▸ EXTRACTED ENTRIES:
★ ★ ★ ★

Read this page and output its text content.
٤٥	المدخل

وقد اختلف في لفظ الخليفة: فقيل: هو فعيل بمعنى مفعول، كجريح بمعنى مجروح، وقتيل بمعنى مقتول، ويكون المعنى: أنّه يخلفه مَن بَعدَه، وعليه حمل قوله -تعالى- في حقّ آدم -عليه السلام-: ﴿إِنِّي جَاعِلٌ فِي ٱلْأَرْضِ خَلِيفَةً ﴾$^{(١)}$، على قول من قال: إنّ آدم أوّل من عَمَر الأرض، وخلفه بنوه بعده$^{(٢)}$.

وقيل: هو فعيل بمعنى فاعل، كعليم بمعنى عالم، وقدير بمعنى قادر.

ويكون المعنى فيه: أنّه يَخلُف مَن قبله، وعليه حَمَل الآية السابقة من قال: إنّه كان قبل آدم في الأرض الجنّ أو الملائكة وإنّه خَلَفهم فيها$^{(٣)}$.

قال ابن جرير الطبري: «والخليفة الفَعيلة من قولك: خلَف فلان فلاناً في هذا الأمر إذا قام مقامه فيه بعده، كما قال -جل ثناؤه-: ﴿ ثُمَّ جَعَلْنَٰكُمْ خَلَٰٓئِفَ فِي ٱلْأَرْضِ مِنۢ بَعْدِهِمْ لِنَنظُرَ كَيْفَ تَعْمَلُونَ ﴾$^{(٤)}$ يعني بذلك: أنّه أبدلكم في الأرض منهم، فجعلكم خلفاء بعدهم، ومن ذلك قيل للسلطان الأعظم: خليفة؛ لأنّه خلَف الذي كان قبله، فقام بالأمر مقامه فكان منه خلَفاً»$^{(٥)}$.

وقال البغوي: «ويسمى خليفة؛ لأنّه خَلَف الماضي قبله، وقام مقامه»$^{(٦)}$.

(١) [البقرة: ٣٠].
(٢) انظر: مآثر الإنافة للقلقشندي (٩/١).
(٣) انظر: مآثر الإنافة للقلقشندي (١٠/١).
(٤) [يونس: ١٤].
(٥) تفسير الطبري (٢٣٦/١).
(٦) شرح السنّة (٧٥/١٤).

★ ★ ★ ★

▸ EXERCISE REQUIREMENTS: Scan the lines for the string "انظر". Copy out each line that matches.

▸ SOLUTION:
(٢) انظر: مآثر الإنافة للقلقشندي (٩/١).
(٣) انظر: مآثر الإنافة للقلقشندي (١٠/١).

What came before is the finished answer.